Don't copy the pictures; return every other part of the records exactly.

··· DATA SECTION

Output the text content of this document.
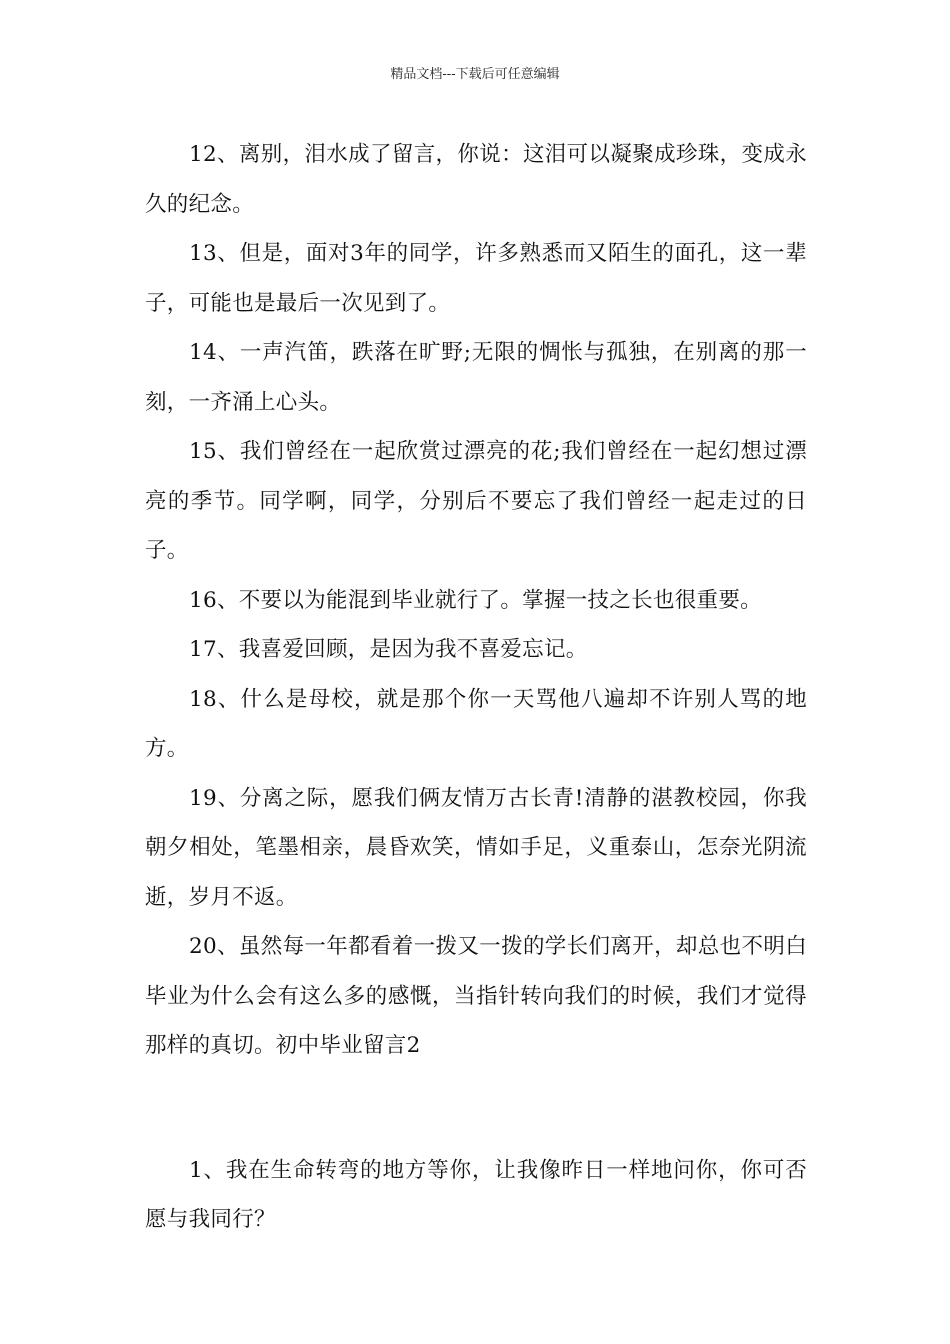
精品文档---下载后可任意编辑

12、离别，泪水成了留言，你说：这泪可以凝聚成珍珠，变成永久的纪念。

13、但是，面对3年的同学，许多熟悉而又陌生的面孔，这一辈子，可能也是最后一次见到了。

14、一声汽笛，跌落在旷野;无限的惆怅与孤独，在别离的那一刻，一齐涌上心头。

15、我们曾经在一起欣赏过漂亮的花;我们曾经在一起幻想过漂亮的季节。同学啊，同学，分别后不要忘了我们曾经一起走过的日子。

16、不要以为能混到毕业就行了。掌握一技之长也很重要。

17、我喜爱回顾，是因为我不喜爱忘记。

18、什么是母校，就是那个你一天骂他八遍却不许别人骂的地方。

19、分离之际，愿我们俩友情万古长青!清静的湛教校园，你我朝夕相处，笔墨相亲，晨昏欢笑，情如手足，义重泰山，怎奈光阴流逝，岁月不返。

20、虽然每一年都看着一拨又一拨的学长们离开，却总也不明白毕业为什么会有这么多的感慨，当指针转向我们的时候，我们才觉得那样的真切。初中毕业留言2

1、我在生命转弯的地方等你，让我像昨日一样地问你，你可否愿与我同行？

······

> SOLUTION BELOW:
Output the text content of this document.
精品文档---下载后可任意编辑

12、离别，泪水成了留言，你说：这泪可以凝聚成珍珠，变成永久的纪念。

13、但是，面对3年的同学，许多熟悉而又陌生的面孔，这一辈子，可能也是最后一次见到了。

14、一声汽笛，跌落在旷野;无限的惆怅与孤独，在别离的那一刻，一齐涌上心头。

15、我们曾经在一起欣赏过漂亮的花;我们曾经在一起幻想过漂亮的季节。同学啊，同学，分别后不要忘了我们曾经一起走过的日子。

16、不要以为能混到毕业就行了。掌握一技之长也很重要。

17、我喜爱回顾，是因为我不喜爱忘记。

18、什么是母校，就是那个你一天骂他八遍却不许别人骂的地方。

19、分离之际，愿我们俩友情万古长青!清静的湛教校园，你我朝夕相处，笔墨相亲，晨昏欢笑，情如手足，义重泰山，怎奈光阴流逝，岁月不返。

20、虽然每一年都看着一拨又一拨的学长们离开，却总也不明白毕业为什么会有这么多的感慨，当指针转向我们的时候，我们才觉得那样的真切。初中毕业留言2

1、我在生命转弯的地方等你，让我像昨日一样地问你，你可否愿与我同行？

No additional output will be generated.